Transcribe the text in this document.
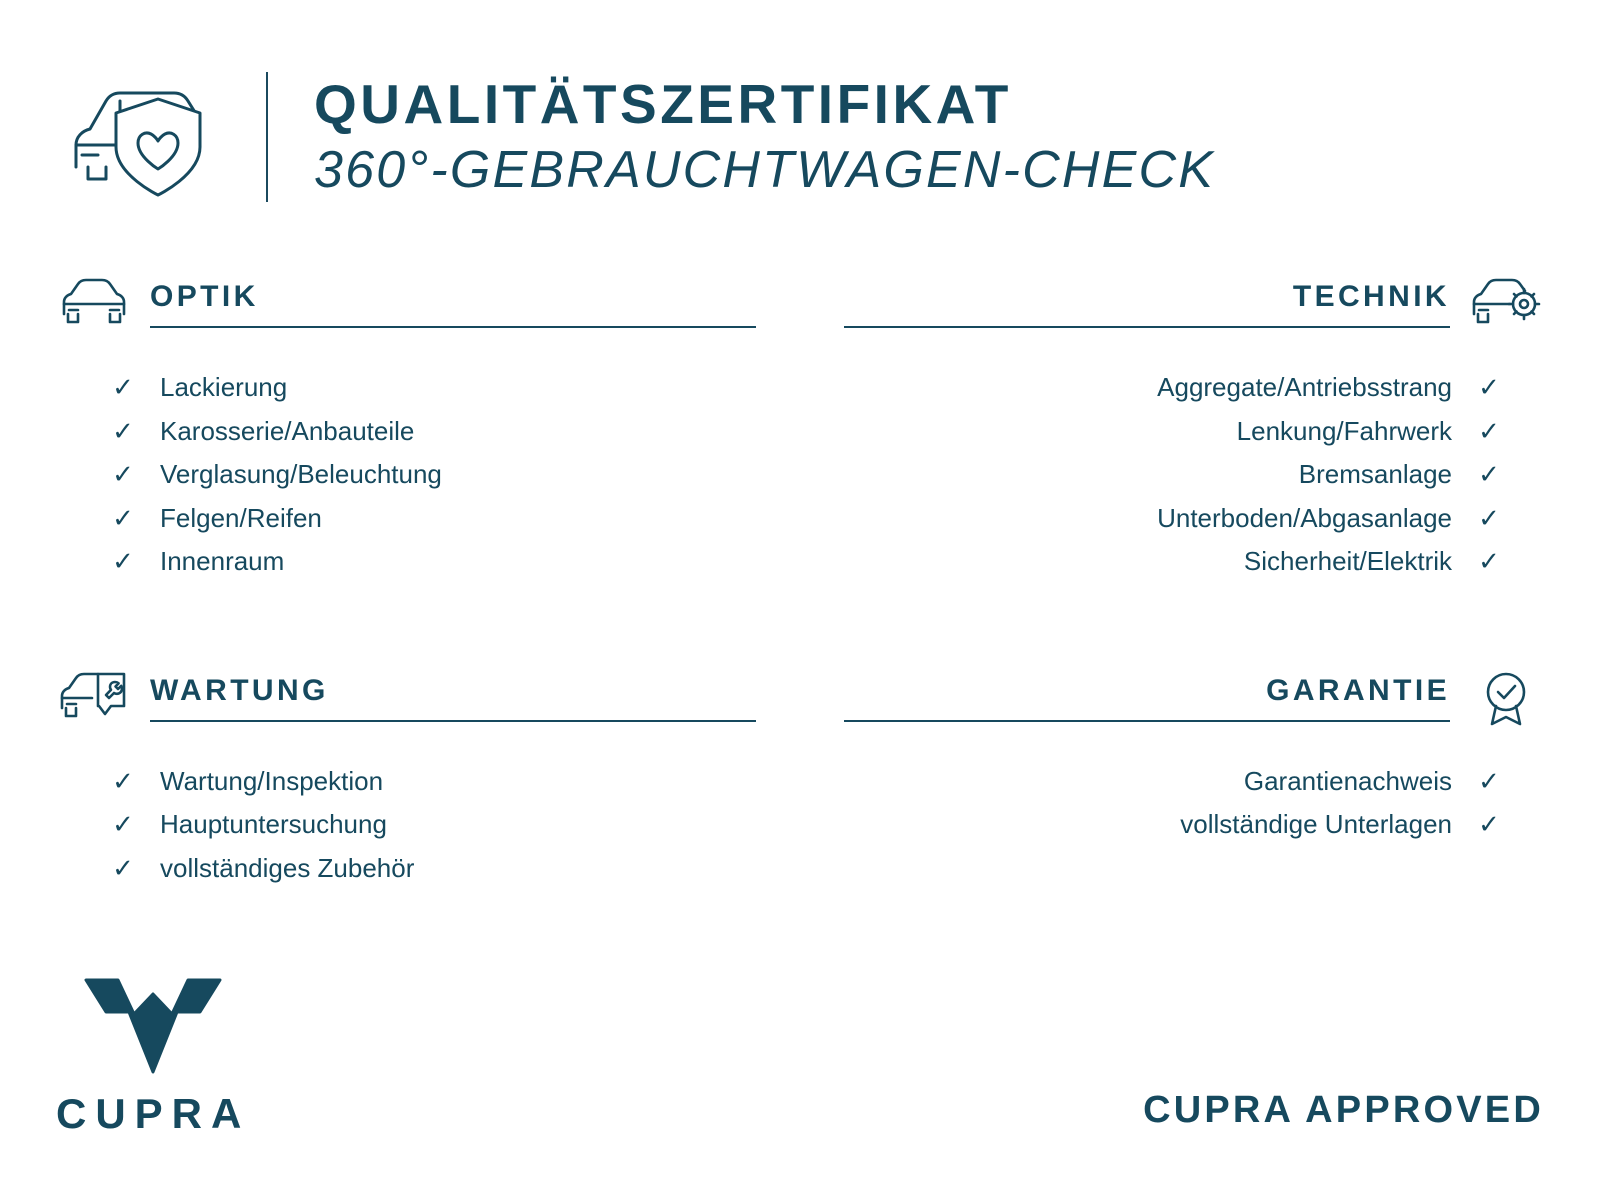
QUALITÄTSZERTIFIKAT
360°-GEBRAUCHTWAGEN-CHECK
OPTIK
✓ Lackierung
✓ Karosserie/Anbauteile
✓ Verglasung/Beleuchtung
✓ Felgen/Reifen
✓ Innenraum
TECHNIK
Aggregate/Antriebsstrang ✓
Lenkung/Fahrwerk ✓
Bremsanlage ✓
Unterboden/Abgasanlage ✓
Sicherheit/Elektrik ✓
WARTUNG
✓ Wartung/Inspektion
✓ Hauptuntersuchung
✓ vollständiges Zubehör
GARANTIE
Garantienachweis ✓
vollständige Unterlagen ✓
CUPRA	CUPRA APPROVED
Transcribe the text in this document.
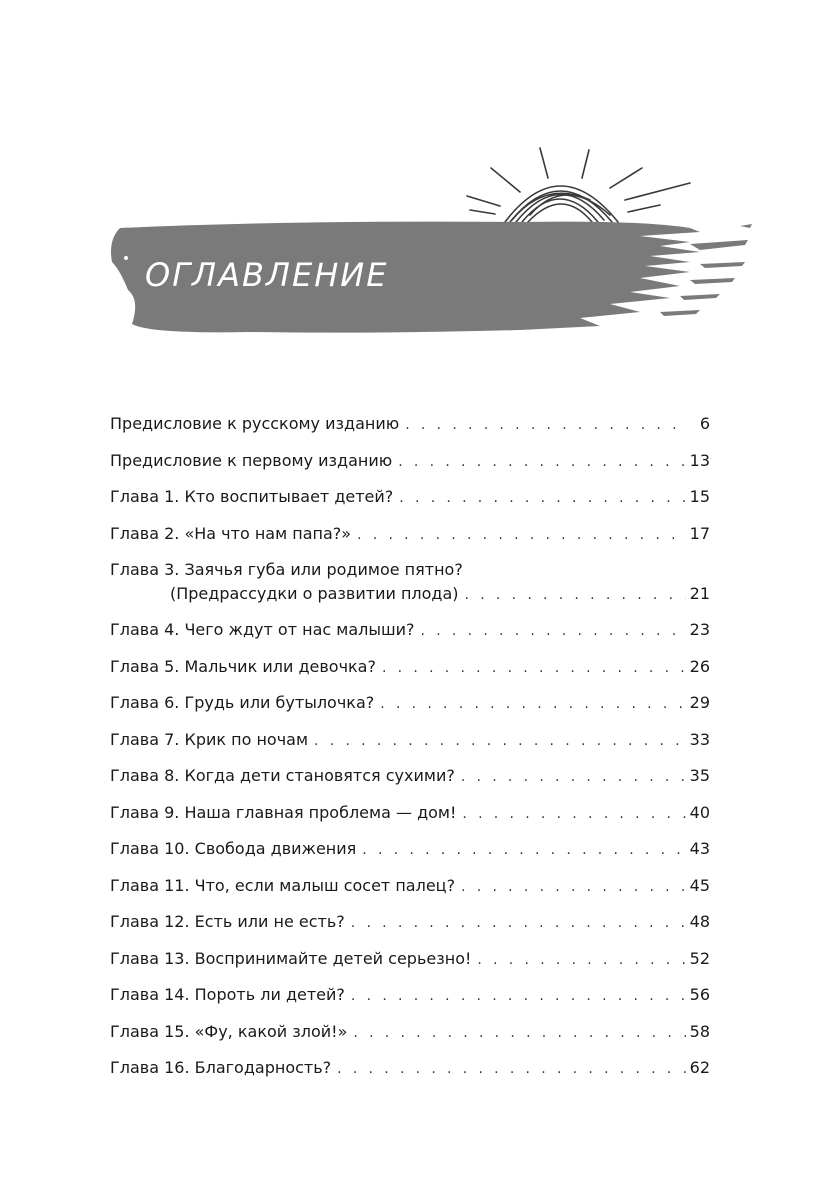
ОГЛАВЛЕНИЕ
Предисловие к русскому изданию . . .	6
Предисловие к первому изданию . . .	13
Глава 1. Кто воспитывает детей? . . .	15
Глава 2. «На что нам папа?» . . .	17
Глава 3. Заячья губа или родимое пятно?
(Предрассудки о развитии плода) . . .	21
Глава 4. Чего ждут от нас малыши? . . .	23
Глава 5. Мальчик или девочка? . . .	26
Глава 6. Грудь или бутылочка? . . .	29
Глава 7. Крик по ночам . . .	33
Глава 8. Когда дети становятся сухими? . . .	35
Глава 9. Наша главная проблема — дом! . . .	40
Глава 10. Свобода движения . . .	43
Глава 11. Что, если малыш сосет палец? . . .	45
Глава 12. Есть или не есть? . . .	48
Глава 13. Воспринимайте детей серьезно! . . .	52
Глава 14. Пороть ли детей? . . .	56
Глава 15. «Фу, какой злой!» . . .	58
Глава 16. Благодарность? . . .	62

——

What needs to be done: Transcribe all entries above exactly. Drop the pictures.

Task result:
Transcribe the text in this document.
QUALITÄTSZERTIFIKAT
360°-GEBRAUCHTWAGEN-CHECK
OPTIK
✓ Lackierung
✓ Karosserie/Anbauteile
✓ Verglasung/Beleuchtung
✓ Felgen/Reifen
✓ Innenraum
TECHNIK
Aggregate/Antriebsstrang ✓
Lenkung/Fahrwerk ✓
Bremsanlage ✓
Unterboden/Abgasanlage ✓
Sicherheit/Elektrik ✓
WARTUNG
✓ Wartung/Inspektion
✓ Hauptuntersuchung
✓ vollständiges Zubehör
GARANTIE
Garantienachweis ✓
vollständige Unterlagen ✓
CUPRA	CUPRA APPROVED
Transcribe the text in this document.
ОГЛАВЛЕНИЕ
Предисловие к русскому изданию . . .	6
Предисловие к первому изданию . . .	13
Глава 1. Кто воспитывает детей? . . .	15
Глава 2. «На что нам папа?» . . .	17
Глава 3. Заячья губа или родимое пятно?
(Предрассудки о развитии плода) . . .	21
Глава 4. Чего ждут от нас малыши? . . .	23
Глава 5. Мальчик или девочка? . . .	26
Глава 6. Грудь или бутылочка? . . .	29
Глава 7. Крик по ночам . . .	33
Глава 8. Когда дети становятся сухими? . . .	35
Глава 9. Наша главная проблема — дом! . . .	40
Глава 10. Свобода движения . . .	43
Глава 11. Что, если малыш сосет палец? . . .	45
Глава 12. Есть или не есть? . . .	48
Глава 13. Воспринимайте детей серьезно! . . .	52
Глава 14. Пороть ли детей? . . .	56
Глава 15. «Фу, какой злой!» . . .	58
Глава 16. Благодарность? . . .	62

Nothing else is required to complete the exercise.